begin

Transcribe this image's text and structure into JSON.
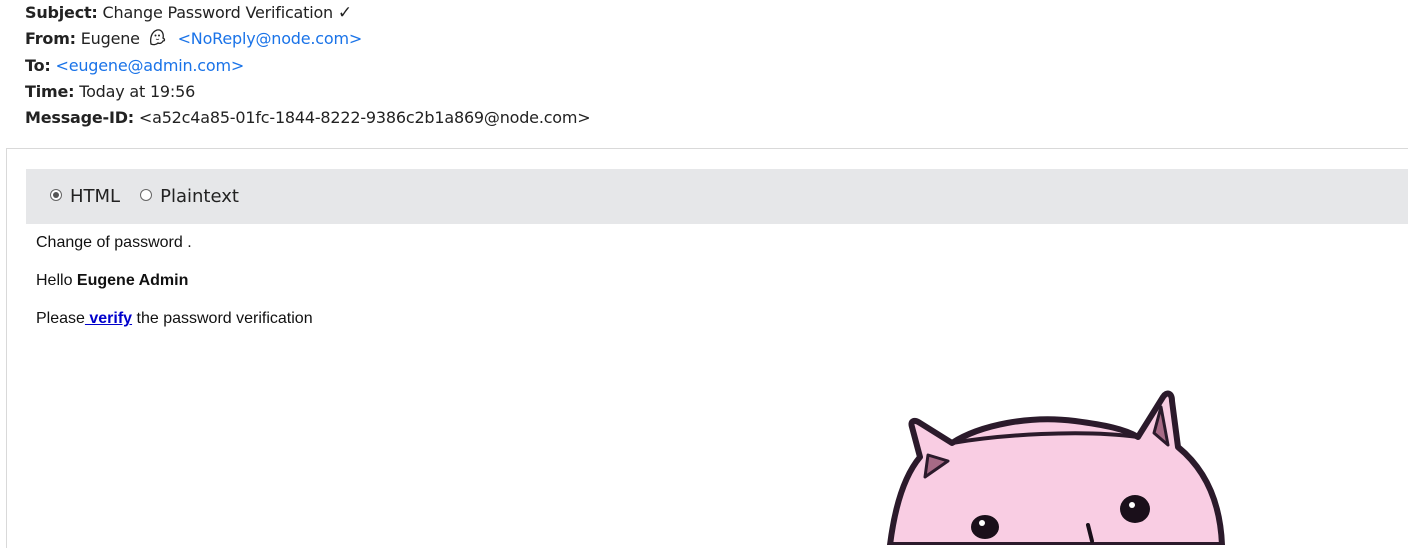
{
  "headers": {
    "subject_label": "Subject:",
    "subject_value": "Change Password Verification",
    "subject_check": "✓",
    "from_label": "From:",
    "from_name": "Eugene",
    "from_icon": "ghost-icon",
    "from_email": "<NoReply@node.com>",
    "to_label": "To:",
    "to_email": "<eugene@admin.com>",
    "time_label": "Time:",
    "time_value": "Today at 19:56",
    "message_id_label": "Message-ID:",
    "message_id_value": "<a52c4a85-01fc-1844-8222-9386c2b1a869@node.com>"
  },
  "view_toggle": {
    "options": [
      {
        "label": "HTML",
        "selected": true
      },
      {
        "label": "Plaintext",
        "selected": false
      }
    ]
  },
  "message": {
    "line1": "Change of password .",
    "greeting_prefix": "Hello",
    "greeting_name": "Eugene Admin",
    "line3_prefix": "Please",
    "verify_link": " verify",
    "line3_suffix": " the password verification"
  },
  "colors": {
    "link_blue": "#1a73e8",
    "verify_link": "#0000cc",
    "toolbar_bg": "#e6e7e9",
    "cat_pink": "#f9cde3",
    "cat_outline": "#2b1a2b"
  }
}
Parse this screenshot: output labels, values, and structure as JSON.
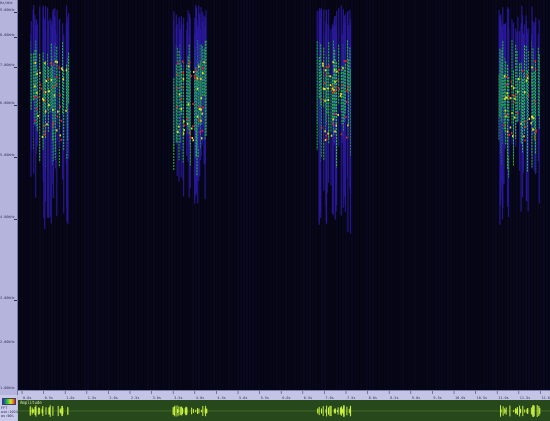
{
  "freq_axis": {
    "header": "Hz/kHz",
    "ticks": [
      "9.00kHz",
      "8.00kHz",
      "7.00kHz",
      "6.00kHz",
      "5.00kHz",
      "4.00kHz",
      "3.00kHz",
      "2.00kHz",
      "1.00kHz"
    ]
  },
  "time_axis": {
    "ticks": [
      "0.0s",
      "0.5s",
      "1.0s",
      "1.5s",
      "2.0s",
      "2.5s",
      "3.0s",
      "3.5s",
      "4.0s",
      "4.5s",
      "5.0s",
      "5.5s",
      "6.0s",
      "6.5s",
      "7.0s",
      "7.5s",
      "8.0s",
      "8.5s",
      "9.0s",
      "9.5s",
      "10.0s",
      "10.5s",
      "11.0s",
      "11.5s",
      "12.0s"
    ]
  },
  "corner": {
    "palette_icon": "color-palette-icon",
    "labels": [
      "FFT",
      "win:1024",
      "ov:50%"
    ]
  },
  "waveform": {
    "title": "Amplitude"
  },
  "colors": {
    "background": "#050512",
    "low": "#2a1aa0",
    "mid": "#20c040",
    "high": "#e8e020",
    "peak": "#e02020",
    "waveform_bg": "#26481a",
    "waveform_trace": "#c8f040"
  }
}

end

Make an exact copy of the listing above. Do not include the pictures.

* [IN RESPONSE]:
Transcribe this image's text and structure into JSON.
{
  "headers": {
    "subject_label": "Subject:",
    "subject_value": "Change Password Verification",
    "subject_check": "✓",
    "from_label": "From:",
    "from_name": "Eugene",
    "from_icon": "ghost-icon",
    "from_email": "<NoReply@node.com>",
    "to_label": "To:",
    "to_email": "<eugene@admin.com>",
    "time_label": "Time:",
    "time_value": "Today at 19:56",
    "message_id_label": "Message-ID:",
    "message_id_value": "<a52c4a85-01fc-1844-8222-9386c2b1a869@node.com>"
  },
  "view_toggle": {
    "options": [
      {
        "label": "HTML",
        "selected": true
      },
      {
        "label": "Plaintext",
        "selected": false
      }
    ]
  },
  "message": {
    "line1": "Change of password .",
    "greeting_prefix": "Hello",
    "greeting_name": "Eugene Admin",
    "line3_prefix": "Please",
    "verify_link": " verify",
    "line3_suffix": " the password verification"
  },
  "colors": {
    "link_blue": "#1a73e8",
    "verify_link": "#0000cc",
    "toolbar_bg": "#e6e7e9",
    "cat_pink": "#f9cde3",
    "cat_outline": "#2b1a2b"
  }
}
Parse this screenshot: output labels, values, and structure as JSON.
{
  "freq_axis": {
    "header": "Hz/kHz",
    "ticks": [
      "9.00kHz",
      "8.00kHz",
      "7.00kHz",
      "6.00kHz",
      "5.00kHz",
      "4.00kHz",
      "3.00kHz",
      "2.00kHz",
      "1.00kHz"
    ]
  },
  "time_axis": {
    "ticks": [
      "0.0s",
      "0.5s",
      "1.0s",
      "1.5s",
      "2.0s",
      "2.5s",
      "3.0s",
      "3.5s",
      "4.0s",
      "4.5s",
      "5.0s",
      "5.5s",
      "6.0s",
      "6.5s",
      "7.0s",
      "7.5s",
      "8.0s",
      "8.5s",
      "9.0s",
      "9.5s",
      "10.0s",
      "10.5s",
      "11.0s",
      "11.5s",
      "12.0s"
    ]
  },
  "corner": {
    "palette_icon": "color-palette-icon",
    "labels": [
      "FFT",
      "win:1024",
      "ov:50%"
    ]
  },
  "waveform": {
    "title": "Amplitude"
  },
  "colors": {
    "background": "#050512",
    "low": "#2a1aa0",
    "mid": "#20c040",
    "high": "#e8e020",
    "peak": "#e02020",
    "waveform_bg": "#26481a",
    "waveform_trace": "#c8f040"
  }
}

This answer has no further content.